-------- Extracted entries --------

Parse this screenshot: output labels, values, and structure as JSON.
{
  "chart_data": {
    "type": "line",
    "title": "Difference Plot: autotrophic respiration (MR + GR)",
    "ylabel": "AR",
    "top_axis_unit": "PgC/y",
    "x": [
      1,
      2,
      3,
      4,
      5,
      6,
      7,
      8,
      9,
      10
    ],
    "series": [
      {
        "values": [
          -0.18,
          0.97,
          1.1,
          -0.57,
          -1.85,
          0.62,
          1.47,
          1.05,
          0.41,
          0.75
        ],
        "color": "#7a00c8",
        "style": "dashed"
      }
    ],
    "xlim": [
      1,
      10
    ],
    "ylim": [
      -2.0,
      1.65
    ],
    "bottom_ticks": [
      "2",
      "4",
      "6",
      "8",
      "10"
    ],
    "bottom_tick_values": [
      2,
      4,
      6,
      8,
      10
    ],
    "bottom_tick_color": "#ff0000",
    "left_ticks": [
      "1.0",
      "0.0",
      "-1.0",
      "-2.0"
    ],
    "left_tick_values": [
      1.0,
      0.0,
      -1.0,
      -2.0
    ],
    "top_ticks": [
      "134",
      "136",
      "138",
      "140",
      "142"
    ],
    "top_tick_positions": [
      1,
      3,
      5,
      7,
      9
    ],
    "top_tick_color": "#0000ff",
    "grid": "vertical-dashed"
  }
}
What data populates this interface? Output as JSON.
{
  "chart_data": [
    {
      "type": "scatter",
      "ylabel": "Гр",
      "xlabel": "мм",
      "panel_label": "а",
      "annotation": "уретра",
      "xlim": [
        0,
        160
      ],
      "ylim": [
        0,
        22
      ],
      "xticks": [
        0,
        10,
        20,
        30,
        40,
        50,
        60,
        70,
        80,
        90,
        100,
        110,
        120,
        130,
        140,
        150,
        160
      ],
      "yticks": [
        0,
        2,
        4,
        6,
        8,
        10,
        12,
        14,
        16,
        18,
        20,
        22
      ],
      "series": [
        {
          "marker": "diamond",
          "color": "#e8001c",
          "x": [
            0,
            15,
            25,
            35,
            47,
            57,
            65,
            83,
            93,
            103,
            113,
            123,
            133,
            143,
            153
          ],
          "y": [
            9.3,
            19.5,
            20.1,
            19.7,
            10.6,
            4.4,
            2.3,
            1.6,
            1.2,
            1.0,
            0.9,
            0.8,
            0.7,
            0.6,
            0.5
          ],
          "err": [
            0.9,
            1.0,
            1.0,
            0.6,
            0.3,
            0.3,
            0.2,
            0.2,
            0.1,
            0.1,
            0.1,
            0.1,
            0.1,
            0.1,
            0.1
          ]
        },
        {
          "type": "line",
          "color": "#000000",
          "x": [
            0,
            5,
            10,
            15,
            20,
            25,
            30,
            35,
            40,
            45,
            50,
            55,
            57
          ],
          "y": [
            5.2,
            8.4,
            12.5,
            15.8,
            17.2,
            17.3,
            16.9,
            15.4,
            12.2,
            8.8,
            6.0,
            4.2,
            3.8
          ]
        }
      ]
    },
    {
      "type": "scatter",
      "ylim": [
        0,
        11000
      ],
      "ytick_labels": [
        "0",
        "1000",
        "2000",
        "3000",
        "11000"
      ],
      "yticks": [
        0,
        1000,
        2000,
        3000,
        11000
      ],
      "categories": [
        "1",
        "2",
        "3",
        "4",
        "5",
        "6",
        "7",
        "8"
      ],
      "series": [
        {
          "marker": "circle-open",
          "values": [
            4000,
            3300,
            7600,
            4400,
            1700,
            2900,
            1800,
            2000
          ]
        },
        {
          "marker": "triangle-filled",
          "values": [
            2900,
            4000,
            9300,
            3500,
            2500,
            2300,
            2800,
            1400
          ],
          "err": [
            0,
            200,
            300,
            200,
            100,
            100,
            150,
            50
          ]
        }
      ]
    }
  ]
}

--------

## What is asked
Go over the records above and tally the lines with the word "marker" in them. Give the number alone.

## Answer for the task
3